__REQUIRED TASK A__. According to the article on weapons laws, how many states permitted open carry as of 2018?
__REQUIRED TASK B__. From the article on weapons laws, write out word for word the stretch from "Third, licensing and" through "checks, residency, etc.".

__PAGE TEXT__.
--

Legal Considerations of Weapons Carry and Usage May 12,2018

Defense ( Weapons )


Legal Considerations of Weapons Ownership

A friend asked me to write on rules pertaining to gun ownership and use in the United States.  This article is certainly not intended to be a definitive authority on all circumstances in the United States and territories but there are several legal considerations you should review if and when you decide to purchase a weapon.  The laws in each state may vary, you should take some time and look at the law in your state.  “Know Before You Go” so to speak.

First, most states have categories of prohibited persons who cannot legally carry a firearm concealed of otherwise.  These can include people with felony convictions, history of domestic violence, mental illness, drugs or alcohol dependency, and/or a dishonorable discharge from the military.  They may also restrict gun ownership based on age.

Second, states may distinguish between having a gun in your home, in your car, or on your person (while outside your home or your car). 

Third, licensing and permitting:  some states may require licensing of firearms, some specified gun use / safety training, background checks, residency, etc. 

Open Carry.  Open means that the weapon is in plain sight.  However some jurisdictions may consider a weapon that is partially concealed such as in your holster or in your hand to not be in plain sight.  So you will need to know if the state defines “plain sight” to fully visible or partially visible.  For example, until recently in Mississippi partially visible was not considered to be in plain sight, but this has since changed.  As of 2018, 45 states permit open carry with some variations.

 

Concealed Carry:  As of 2017 thirteen states are considered Unrestricted Carry (but the actual definition of “unrestricted” can vary) which means in general you don’t need a CCW to carry a concealed weapon.  Thirty states are “Shall” issue jurisdictions, states will usually issue a CCW permit as long as you are not a prohibited person and you have completed any licensing and permitting requirements.  For the remaining seven “May” issue states:  the status usually requires that you show cause that you need a CCW (or the local authorities get to exercise some discretion about issuing a permit).  In practice, “May” issue states may not issue any CCWs.

I should also mention that states or other jurisdictions may limit the right to carry at certain locations such as government buildings, detention facilities, schools, churches, bars, etc.  So some states have what’s called an Enhanced CCW which may give you permission to carry in some or all of the restricted locations.

Not all states reciprocate with CCW permit holders so if you are traveling, you will need to check the rules for each state you may pass through.

Additionally, some jurisdictions may place restrictions on if the firearms can be loaded and as you should expect in our litigatious society, the definition of if a firearm is loaded also varies considerably from state to state with some states considering a weapon to be loaded if ammunition is readily accessible.

--

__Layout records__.
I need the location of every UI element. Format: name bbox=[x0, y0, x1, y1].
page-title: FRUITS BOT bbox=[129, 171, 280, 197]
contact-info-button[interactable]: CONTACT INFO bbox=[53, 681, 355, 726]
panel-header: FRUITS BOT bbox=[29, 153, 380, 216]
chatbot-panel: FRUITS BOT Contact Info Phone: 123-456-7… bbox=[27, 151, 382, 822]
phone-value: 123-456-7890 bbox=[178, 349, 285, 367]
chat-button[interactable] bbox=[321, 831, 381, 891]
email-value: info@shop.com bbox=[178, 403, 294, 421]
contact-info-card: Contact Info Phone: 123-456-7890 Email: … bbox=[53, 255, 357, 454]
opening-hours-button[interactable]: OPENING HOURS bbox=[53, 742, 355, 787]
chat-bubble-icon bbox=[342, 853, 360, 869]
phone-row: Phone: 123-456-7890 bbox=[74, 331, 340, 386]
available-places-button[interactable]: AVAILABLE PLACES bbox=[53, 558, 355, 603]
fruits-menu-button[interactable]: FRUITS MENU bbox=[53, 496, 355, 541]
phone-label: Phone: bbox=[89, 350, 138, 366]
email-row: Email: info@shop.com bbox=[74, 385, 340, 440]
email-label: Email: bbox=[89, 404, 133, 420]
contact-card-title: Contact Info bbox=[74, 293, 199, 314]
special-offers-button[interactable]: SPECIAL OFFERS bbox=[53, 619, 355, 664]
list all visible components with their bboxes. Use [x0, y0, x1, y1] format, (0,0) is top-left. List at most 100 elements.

--

__SOLUTION A__. As of 2018, 45 states permit open carry, with some variations.

__SOLUTION B__.
Third, licensing and permitting:  some states may require licensing of firearms, some specified gun use / safety training, background checks, residency, etc.